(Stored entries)
══════
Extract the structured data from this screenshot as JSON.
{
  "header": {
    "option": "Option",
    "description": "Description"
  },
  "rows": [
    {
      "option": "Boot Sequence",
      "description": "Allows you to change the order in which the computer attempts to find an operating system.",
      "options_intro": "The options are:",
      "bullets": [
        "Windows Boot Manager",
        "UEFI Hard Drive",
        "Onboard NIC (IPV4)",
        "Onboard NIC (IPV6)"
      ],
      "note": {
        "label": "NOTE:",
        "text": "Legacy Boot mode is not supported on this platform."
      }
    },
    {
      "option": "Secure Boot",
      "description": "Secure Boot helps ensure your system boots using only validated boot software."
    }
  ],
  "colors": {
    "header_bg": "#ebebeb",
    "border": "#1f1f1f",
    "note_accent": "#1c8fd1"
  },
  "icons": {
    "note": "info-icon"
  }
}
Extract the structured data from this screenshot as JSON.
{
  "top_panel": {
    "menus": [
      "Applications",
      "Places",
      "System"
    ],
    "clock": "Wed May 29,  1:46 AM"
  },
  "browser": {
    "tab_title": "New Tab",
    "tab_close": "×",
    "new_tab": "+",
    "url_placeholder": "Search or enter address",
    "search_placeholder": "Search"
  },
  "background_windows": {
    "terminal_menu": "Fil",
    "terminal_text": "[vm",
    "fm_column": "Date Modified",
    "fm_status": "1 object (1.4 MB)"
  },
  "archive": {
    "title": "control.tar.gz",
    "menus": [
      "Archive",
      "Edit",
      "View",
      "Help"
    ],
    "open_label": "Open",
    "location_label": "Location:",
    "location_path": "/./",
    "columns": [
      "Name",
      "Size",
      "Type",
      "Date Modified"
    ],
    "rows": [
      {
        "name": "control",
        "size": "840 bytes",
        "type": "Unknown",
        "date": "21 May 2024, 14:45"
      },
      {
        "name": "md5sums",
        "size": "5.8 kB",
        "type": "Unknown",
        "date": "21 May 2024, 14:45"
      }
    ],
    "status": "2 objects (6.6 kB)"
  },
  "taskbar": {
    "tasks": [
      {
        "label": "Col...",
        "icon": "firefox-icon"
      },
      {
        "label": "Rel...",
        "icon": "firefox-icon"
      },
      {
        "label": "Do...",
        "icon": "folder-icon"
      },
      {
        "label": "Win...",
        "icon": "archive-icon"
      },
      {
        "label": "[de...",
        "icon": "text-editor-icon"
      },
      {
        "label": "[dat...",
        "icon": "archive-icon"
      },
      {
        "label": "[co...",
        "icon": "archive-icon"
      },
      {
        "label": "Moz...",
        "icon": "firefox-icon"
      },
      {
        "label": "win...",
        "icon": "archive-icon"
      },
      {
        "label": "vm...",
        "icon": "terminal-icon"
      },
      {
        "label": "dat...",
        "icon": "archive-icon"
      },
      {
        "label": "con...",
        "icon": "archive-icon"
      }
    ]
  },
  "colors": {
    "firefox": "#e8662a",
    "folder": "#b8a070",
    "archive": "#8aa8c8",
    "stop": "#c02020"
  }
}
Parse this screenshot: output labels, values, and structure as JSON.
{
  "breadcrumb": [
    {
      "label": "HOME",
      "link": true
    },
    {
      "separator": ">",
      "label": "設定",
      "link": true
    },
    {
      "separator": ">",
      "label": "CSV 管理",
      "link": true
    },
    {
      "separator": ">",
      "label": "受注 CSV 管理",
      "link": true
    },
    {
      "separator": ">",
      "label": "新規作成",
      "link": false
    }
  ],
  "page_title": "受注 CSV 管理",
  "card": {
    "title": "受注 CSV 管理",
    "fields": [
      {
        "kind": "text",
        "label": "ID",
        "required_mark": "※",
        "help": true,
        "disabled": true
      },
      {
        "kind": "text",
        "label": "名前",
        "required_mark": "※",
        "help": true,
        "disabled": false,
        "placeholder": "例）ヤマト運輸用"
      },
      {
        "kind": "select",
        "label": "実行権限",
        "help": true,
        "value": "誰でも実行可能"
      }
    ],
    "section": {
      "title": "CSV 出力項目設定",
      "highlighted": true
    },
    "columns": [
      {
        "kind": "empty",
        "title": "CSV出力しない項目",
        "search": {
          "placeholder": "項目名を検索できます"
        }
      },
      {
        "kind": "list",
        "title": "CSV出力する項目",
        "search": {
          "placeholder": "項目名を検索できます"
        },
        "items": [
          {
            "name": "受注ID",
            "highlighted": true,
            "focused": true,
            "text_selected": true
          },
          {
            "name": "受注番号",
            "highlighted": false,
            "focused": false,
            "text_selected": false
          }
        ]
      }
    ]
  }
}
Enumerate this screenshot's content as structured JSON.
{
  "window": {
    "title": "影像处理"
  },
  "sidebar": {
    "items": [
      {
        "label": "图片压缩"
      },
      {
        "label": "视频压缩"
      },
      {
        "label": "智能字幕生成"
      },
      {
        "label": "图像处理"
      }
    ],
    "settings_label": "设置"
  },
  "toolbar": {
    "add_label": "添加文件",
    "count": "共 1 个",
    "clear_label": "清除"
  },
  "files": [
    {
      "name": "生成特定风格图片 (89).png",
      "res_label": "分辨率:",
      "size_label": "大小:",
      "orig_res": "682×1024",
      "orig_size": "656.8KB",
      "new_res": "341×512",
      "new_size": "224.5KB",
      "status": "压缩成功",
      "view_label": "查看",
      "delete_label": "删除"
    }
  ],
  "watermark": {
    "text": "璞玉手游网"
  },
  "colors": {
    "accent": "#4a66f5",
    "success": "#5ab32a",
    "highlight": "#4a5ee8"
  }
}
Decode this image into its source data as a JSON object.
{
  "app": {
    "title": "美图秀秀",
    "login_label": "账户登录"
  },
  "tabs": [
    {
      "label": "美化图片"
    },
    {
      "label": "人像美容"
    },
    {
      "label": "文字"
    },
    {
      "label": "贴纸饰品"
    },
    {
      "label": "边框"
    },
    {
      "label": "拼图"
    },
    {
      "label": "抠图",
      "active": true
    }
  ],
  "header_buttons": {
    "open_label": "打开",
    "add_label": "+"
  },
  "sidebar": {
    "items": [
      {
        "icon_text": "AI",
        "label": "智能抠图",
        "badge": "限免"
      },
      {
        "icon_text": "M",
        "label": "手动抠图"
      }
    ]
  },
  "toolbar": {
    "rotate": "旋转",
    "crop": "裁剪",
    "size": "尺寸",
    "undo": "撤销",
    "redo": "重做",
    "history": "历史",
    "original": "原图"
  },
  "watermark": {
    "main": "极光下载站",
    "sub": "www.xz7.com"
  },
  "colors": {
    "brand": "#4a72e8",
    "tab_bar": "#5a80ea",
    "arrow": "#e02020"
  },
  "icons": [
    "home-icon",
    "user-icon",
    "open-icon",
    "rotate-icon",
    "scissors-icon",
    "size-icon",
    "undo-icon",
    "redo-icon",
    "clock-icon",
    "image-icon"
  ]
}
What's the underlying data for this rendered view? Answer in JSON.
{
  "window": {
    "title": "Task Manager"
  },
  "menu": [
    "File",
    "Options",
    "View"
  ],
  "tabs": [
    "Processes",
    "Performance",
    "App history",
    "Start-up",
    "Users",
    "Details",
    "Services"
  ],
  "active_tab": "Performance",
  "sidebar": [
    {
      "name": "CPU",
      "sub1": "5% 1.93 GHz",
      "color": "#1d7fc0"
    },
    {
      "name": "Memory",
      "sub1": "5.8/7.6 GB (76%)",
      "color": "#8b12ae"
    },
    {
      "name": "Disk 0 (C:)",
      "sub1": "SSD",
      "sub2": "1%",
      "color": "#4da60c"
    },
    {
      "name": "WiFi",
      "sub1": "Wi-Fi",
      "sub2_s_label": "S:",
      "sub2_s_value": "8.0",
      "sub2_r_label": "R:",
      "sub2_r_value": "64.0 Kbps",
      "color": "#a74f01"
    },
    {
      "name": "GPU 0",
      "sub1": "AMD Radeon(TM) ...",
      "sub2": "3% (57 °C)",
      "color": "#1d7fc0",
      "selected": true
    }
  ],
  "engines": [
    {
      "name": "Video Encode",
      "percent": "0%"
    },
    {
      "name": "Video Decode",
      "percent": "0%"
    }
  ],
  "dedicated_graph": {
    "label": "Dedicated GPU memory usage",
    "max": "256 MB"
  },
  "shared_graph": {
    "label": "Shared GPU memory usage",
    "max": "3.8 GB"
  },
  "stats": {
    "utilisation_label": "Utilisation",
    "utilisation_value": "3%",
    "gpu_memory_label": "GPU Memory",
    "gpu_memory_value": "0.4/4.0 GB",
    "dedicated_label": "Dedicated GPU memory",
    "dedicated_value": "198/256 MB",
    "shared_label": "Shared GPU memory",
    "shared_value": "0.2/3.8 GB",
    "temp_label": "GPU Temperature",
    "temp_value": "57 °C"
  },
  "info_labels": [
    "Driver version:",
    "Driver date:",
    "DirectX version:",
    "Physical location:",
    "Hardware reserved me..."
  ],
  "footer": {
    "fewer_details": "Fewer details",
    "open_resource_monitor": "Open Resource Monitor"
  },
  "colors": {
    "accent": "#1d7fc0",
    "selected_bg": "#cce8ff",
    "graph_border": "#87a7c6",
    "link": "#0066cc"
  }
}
══════
## [PROBLEM REQUIREMENTS]
Gather each line of the listing containing the word "data" and show it.

## [SOLUTION]
Extract the structured data from this screenshot as JSON.
Extract the structured data from this screenshot as JSON.
Decode this image into its source data as a JSON object.
What's the underlying data for this rendered view? Answer in JSON.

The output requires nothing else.